**** PROVIDED DATA

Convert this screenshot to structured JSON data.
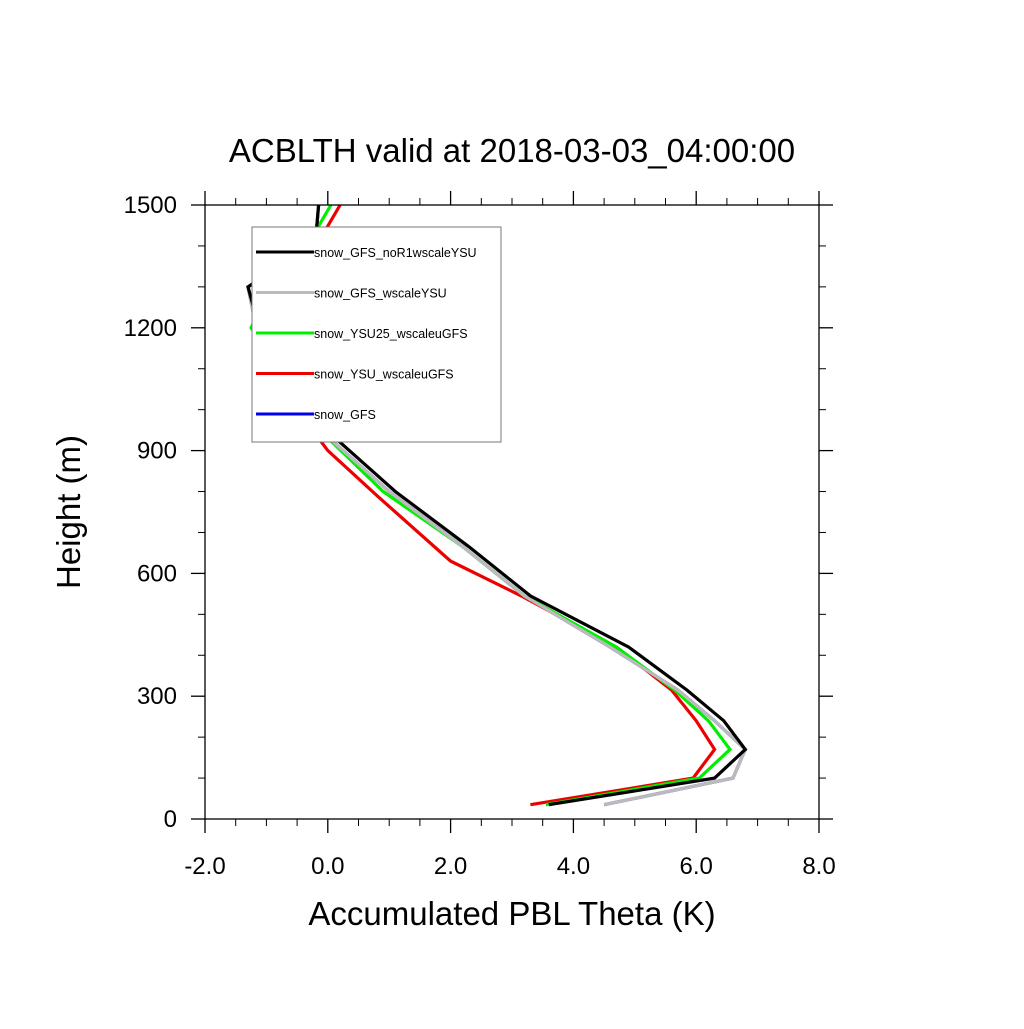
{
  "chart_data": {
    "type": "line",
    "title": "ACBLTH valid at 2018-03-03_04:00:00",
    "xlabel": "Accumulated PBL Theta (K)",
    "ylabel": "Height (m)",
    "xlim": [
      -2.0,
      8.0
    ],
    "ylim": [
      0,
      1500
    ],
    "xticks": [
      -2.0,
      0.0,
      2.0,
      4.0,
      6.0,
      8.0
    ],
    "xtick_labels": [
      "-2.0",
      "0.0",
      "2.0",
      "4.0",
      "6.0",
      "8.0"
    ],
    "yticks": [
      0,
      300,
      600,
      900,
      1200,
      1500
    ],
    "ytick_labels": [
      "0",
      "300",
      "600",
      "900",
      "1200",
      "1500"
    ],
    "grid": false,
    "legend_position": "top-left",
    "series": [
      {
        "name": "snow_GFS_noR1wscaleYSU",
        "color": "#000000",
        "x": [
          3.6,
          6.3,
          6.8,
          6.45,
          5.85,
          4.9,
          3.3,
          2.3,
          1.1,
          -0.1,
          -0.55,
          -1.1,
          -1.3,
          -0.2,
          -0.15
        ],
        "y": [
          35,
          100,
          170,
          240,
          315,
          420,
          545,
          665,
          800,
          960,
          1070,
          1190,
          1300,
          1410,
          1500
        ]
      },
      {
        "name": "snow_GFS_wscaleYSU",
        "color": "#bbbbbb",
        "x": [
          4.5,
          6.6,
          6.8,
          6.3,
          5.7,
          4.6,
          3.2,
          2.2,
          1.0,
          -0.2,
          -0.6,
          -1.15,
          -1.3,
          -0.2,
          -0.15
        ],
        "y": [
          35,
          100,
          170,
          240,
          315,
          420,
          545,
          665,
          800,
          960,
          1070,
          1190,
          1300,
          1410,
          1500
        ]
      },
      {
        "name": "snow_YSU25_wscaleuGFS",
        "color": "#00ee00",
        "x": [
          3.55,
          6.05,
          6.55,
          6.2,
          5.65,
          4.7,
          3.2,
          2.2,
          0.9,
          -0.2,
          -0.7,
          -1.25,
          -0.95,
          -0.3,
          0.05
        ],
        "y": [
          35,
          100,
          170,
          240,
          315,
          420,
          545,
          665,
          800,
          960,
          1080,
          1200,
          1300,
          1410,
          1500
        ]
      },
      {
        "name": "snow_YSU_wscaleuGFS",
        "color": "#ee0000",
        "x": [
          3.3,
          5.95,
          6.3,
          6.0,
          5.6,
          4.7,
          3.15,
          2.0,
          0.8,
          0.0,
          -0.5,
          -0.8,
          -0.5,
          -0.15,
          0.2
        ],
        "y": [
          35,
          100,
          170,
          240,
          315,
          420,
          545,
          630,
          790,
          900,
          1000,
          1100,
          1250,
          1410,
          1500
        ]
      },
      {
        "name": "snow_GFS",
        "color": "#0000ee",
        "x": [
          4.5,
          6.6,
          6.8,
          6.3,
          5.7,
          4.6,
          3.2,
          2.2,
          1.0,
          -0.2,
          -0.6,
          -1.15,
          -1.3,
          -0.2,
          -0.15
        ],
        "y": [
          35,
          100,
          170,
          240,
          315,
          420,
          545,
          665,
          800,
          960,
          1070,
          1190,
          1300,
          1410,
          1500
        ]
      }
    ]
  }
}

********

**INSTRUCTION**
In the records above, how many lines hold the string "name"? Reply with only the number.

**RESPONSE TO THIS EXERCISE**
5